What is required – Sift the material for lines containing "seit", and return them.

Given information –
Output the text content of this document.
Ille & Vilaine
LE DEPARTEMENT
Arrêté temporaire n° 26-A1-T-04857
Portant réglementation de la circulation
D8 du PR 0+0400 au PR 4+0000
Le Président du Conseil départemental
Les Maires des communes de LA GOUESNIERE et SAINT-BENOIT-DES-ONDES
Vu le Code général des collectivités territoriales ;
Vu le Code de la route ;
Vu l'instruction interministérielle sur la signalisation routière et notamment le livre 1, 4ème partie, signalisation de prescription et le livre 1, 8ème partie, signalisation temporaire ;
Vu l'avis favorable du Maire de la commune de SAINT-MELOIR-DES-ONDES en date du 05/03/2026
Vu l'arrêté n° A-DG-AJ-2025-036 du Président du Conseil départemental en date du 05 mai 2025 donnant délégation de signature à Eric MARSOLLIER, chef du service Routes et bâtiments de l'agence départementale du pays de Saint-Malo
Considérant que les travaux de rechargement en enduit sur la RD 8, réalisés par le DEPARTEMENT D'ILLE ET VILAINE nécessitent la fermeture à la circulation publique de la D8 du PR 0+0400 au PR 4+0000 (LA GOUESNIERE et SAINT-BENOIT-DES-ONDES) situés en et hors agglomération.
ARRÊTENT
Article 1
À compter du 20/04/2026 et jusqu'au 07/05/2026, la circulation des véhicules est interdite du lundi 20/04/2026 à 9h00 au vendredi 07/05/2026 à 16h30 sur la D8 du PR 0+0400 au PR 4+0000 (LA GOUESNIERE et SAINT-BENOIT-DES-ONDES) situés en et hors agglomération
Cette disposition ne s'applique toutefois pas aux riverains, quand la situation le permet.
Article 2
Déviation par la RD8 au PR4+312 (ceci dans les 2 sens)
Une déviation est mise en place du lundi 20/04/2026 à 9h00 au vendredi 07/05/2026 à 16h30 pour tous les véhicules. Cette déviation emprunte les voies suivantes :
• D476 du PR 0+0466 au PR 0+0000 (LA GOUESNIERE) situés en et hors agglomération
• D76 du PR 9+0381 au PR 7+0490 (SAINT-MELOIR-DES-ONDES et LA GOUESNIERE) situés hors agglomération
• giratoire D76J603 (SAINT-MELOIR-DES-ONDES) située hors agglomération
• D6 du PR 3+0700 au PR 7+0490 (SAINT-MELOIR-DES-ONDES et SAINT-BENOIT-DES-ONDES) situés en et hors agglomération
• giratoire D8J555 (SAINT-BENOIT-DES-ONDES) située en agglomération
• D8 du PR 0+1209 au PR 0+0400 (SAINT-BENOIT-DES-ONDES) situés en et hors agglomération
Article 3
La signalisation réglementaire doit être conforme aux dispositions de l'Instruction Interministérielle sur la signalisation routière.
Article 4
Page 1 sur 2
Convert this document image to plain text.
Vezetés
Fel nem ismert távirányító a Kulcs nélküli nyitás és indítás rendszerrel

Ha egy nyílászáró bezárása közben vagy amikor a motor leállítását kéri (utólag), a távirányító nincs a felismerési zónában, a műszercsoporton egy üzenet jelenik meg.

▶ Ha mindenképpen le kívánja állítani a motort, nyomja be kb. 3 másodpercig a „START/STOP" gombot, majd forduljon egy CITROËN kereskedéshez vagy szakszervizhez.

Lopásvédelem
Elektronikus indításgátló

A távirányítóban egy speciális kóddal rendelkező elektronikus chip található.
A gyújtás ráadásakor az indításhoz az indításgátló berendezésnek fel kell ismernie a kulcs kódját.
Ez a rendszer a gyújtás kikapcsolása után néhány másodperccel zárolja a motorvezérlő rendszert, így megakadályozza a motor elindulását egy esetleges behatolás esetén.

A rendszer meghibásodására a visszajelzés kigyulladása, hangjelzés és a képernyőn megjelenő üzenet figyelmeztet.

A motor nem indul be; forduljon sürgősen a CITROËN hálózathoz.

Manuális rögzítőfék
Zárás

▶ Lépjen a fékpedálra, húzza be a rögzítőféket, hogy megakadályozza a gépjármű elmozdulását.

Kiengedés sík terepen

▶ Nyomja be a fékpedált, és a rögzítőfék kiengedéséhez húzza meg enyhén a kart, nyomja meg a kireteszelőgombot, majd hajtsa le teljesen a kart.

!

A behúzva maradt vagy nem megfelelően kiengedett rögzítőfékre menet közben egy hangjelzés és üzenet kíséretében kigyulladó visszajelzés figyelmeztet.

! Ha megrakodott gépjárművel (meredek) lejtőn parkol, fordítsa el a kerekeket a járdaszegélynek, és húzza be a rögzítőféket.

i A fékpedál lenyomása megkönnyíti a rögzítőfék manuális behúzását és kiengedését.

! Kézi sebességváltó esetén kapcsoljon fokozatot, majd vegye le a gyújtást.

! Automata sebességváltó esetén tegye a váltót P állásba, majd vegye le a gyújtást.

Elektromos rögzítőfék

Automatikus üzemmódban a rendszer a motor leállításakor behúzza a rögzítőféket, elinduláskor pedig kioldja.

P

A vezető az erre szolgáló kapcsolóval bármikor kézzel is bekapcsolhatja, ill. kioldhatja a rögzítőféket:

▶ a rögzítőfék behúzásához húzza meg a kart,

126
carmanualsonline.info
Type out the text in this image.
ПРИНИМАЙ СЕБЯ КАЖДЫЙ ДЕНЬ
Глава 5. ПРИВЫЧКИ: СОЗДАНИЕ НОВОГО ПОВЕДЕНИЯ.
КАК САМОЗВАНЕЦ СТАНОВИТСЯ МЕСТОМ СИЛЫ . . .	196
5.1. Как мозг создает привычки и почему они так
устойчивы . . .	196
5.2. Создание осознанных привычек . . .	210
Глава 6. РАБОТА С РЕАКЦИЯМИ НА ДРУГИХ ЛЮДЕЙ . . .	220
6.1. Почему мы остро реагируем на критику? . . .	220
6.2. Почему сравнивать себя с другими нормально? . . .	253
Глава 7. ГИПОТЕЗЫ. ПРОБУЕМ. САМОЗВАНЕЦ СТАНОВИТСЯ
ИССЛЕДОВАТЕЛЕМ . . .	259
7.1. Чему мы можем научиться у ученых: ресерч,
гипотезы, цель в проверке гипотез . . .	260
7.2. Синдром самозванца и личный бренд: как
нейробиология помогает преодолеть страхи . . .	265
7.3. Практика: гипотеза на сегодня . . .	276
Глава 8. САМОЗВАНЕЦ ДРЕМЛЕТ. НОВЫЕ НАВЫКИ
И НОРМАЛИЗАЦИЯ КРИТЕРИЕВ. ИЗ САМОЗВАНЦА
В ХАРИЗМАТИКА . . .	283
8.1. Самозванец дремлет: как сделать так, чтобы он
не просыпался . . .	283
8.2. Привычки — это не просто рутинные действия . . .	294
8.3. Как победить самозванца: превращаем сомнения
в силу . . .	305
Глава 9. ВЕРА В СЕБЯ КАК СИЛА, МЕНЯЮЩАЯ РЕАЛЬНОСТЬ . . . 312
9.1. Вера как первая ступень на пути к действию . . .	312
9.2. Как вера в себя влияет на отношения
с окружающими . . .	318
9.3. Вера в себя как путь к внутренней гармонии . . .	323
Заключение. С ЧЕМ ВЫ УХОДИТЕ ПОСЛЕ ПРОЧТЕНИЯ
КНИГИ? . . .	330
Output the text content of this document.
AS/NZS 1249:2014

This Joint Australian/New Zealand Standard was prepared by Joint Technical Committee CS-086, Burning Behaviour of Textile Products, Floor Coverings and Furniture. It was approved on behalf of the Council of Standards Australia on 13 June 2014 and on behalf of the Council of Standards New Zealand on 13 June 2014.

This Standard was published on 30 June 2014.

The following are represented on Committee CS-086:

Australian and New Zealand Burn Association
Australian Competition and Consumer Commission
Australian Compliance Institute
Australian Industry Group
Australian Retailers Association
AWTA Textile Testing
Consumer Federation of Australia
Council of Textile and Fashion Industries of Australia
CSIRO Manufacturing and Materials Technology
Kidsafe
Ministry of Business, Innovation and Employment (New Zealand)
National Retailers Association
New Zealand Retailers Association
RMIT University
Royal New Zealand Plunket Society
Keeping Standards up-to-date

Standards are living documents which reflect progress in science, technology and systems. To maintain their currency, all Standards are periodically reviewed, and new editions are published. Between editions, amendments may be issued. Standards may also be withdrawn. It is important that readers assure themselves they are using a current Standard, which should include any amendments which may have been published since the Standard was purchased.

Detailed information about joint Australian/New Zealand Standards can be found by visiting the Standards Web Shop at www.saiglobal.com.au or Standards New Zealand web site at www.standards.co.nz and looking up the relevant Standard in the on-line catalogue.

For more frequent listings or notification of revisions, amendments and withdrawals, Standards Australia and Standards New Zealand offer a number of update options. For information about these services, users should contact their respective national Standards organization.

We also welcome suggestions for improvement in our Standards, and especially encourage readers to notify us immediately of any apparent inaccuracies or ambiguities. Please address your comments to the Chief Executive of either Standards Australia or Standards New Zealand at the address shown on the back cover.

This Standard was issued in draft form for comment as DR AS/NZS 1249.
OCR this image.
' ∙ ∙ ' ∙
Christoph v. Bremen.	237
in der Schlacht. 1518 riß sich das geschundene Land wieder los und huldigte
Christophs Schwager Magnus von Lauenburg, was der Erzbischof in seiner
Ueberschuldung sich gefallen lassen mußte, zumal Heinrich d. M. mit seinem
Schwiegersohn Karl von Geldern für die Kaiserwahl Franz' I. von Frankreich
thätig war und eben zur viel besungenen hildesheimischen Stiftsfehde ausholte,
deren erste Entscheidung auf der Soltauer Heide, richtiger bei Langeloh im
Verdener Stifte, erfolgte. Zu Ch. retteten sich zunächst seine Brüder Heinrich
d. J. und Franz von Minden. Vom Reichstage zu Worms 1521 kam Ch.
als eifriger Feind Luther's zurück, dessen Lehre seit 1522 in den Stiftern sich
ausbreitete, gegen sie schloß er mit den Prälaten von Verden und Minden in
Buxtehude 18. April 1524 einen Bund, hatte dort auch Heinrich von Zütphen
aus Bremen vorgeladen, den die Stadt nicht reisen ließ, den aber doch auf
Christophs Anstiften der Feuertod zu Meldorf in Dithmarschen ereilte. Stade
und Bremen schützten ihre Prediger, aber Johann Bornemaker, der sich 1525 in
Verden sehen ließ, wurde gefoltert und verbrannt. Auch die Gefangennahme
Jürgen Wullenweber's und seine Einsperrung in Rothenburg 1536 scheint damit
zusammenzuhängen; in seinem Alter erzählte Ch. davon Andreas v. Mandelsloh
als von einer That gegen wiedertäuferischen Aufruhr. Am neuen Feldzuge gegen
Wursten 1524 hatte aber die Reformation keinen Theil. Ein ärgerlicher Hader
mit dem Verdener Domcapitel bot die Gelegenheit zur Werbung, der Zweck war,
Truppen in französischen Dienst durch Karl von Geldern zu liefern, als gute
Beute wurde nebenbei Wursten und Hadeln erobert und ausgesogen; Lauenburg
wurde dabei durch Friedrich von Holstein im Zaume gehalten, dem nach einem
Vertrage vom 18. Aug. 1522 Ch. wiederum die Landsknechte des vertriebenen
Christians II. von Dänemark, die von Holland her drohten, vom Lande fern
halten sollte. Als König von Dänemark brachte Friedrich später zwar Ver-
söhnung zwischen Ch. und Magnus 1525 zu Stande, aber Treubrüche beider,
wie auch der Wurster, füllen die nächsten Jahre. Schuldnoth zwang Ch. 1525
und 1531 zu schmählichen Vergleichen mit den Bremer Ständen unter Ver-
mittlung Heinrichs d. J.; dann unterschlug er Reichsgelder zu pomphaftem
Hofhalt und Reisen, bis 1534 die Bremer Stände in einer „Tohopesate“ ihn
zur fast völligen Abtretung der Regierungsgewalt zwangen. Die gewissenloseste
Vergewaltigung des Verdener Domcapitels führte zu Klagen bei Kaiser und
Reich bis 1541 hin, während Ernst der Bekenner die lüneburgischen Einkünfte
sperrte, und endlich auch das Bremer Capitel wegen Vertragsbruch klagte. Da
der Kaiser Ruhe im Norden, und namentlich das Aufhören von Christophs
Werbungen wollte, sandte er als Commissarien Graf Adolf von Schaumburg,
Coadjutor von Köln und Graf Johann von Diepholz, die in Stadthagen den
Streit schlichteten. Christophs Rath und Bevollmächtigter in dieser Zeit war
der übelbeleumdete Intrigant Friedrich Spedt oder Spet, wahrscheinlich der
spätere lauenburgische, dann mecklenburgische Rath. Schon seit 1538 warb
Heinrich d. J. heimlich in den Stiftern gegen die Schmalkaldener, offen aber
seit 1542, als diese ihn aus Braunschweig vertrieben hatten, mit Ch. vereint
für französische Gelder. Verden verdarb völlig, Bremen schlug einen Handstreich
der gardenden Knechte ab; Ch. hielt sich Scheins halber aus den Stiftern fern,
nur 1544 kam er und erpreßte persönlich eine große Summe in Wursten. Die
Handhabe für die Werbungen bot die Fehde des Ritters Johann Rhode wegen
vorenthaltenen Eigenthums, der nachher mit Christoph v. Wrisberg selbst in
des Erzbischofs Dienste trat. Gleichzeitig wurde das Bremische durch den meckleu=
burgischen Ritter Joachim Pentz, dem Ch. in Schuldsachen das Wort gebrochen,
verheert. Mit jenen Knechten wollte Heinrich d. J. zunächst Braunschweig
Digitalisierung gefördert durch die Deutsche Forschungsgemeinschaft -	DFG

Solution –
als eifriger Feind Luther's zurück, dessen Lehre seit 1522 in den Stiftern sich
spätere lauenburgische, dann mecklenburgische Rath. Schon seit 1538 warb
seit 1542, als diese ihn aus Braunschweig vertrieben hatten, mit Ch. vereint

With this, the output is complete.